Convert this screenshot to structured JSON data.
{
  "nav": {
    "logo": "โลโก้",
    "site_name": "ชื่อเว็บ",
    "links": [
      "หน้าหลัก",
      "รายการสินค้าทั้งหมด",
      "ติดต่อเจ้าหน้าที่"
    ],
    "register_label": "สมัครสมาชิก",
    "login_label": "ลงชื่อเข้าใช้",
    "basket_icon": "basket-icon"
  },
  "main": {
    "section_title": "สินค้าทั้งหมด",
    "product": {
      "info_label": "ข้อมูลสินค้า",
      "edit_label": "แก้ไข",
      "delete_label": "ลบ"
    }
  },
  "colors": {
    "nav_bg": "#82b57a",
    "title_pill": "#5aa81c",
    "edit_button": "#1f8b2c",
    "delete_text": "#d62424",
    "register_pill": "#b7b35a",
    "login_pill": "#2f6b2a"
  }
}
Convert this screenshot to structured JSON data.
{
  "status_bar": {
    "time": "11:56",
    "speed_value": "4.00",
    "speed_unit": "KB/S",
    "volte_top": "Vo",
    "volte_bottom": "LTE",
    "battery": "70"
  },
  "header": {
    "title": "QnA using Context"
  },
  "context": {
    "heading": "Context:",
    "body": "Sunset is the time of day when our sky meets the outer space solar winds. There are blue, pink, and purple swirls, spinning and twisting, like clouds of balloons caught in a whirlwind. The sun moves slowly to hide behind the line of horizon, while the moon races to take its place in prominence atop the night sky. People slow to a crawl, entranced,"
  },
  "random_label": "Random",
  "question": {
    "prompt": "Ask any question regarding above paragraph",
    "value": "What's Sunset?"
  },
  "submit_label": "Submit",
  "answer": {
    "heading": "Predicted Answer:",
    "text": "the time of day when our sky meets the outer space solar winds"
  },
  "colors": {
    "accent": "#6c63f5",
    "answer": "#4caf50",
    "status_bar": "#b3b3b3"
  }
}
____
TASK DETAILS -> Transcribe the full listing above without leaving anything out.

SOLUTION BELOW ->
Convert this screenshot to structured JSON data.
{
  "nav": {
    "logo": "โลโก้",
    "site_name": "ชื่อเว็บ",
    "links": [
      "หน้าหลัก",
      "รายการสินค้าทั้งหมด",
      "ติดต่อเจ้าหน้าที่"
    ],
    "register_label": "สมัครสมาชิก",
    "login_label": "ลงชื่อเข้าใช้",
    "basket_icon": "basket-icon"
  },
  "main": {
    "section_title": "สินค้าทั้งหมด",
    "product": {
      "info_label": "ข้อมูลสินค้า",
      "edit_label": "แก้ไข",
      "delete_label": "ลบ"
    }
  },
  "colors": {
    "nav_bg": "#82b57a",
    "title_pill": "#5aa81c",
    "edit_button": "#1f8b2c",
    "delete_text": "#d62424",
    "register_pill": "#b7b35a",
    "login_pill": "#2f6b2a"
  }
}
Convert this screenshot to structured JSON data.
{
  "status_bar": {
    "time": "11:56",
    "speed_value": "4.00",
    "speed_unit": "KB/S",
    "volte_top": "Vo",
    "volte_bottom": "LTE",
    "battery": "70"
  },
  "header": {
    "title": "QnA using Context"
  },
  "context": {
    "heading": "Context:",
    "body": "Sunset is the time of day when our sky meets the outer space solar winds. There are blue, pink, and purple swirls, spinning and twisting, like clouds of balloons caught in a whirlwind. The sun moves slowly to hide behind the line of horizon, while the moon races to take its place in prominence atop the night sky. People slow to a crawl, entranced,"
  },
  "random_label": "Random",
  "question": {
    "prompt": "Ask any question regarding above paragraph",
    "value": "What's Sunset?"
  },
  "submit_label": "Submit",
  "answer": {
    "heading": "Predicted Answer:",
    "text": "the time of day when our sky meets the outer space solar winds"
  },
  "colors": {
    "accent": "#6c63f5",
    "answer": "#4caf50",
    "status_bar": "#b3b3b3"
  }
}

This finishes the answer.